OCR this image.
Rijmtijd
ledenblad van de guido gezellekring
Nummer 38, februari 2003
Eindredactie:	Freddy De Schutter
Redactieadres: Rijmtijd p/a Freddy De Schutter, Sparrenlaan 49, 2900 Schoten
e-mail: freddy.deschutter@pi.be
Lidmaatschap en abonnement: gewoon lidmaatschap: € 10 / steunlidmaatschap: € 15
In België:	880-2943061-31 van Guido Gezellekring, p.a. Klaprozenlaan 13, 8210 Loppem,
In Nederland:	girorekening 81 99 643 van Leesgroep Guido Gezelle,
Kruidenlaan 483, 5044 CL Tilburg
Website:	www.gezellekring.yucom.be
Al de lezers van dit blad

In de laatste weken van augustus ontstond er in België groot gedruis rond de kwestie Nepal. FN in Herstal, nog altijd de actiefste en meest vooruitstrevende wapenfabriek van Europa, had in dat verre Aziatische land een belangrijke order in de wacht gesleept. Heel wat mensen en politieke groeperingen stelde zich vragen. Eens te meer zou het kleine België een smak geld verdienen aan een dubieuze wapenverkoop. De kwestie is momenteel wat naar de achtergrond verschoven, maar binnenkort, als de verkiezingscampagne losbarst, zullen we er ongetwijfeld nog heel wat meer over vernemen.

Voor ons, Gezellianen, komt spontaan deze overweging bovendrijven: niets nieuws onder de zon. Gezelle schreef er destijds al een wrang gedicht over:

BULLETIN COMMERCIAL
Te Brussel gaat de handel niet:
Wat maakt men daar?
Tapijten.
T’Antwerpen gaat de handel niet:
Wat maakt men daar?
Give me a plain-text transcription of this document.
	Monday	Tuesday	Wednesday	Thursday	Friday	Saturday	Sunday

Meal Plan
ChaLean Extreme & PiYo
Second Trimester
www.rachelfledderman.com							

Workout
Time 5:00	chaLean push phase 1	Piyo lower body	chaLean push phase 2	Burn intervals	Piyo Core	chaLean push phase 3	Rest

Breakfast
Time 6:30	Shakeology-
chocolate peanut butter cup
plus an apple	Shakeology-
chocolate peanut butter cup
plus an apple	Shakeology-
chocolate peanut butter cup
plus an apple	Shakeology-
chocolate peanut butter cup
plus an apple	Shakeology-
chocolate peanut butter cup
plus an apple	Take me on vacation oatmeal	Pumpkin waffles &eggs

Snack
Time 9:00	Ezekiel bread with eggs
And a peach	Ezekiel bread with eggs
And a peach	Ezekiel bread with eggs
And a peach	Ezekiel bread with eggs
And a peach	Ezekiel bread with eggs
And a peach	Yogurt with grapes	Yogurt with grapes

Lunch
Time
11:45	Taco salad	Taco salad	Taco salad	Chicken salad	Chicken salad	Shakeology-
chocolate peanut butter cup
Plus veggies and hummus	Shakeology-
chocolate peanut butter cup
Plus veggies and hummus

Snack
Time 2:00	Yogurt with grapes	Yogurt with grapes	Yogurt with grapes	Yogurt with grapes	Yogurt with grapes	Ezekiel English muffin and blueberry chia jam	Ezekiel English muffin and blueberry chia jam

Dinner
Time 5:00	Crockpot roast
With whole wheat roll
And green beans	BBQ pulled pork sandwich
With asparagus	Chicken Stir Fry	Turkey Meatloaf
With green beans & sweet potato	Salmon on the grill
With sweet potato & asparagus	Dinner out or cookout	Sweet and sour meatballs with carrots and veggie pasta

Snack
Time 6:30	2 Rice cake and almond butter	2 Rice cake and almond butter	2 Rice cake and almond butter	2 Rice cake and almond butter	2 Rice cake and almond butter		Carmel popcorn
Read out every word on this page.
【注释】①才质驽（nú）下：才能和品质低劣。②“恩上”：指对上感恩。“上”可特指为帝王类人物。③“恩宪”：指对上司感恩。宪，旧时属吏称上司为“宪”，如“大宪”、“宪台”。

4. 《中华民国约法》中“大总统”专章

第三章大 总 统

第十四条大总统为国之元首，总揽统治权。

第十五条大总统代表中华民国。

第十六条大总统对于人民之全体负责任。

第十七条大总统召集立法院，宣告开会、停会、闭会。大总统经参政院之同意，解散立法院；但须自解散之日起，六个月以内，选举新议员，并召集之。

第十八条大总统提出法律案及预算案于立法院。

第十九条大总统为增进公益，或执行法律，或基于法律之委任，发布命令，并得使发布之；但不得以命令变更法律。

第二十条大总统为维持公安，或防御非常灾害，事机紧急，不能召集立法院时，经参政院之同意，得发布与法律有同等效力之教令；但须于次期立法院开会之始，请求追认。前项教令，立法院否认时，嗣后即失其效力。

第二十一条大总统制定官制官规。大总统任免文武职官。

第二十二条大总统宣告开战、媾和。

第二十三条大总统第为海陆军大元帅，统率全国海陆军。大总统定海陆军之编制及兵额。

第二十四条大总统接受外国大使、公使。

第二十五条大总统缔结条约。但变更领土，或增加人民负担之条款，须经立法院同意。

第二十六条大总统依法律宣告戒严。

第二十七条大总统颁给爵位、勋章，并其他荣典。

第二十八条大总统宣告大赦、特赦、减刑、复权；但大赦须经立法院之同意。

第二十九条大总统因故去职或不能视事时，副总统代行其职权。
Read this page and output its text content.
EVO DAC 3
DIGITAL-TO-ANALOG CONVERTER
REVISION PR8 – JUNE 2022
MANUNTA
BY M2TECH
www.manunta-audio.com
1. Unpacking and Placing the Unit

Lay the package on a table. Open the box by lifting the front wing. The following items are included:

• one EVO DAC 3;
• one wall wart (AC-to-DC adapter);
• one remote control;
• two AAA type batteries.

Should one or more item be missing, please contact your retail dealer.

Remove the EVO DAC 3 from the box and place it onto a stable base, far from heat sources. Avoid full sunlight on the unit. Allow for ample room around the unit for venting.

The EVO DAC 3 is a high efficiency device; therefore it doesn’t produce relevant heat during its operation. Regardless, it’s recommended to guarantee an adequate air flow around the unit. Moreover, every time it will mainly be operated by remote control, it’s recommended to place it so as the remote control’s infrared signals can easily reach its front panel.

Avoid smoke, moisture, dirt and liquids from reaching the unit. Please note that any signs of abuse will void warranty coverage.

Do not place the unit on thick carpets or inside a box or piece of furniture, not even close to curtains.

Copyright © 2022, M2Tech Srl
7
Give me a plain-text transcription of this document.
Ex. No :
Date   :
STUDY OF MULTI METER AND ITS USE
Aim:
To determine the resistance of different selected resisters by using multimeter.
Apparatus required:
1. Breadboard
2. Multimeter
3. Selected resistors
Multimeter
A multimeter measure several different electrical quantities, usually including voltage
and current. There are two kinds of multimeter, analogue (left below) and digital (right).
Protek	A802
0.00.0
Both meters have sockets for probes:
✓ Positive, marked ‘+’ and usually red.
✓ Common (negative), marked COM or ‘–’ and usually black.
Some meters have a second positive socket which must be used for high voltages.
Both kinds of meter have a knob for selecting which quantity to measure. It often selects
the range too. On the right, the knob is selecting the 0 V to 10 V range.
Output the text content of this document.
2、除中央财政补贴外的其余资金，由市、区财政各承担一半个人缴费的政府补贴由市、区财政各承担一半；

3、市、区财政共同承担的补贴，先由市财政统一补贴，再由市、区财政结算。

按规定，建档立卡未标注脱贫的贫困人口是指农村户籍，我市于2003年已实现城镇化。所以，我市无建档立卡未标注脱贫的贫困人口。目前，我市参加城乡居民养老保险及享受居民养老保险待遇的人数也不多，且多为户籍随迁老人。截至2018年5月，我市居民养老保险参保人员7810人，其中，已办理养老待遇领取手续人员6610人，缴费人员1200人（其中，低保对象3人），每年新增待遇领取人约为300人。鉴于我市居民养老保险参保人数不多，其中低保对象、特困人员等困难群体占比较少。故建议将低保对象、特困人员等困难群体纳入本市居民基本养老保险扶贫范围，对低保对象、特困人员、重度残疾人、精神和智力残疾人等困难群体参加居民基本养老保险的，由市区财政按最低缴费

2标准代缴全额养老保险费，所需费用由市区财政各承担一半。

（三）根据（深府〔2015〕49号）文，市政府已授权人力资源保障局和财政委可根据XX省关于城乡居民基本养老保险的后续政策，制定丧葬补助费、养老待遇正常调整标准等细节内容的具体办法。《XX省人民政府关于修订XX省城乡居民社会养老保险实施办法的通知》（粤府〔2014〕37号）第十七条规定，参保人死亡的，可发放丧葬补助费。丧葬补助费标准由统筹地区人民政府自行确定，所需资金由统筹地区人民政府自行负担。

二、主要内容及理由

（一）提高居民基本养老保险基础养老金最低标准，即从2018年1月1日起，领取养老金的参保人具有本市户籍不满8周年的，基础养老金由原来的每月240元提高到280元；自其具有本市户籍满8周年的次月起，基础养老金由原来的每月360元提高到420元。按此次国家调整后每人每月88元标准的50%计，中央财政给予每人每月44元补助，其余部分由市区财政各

* What to work on
Count the lines in the entries that hold the word "meters", and give nothing but the total.

* Written solution
2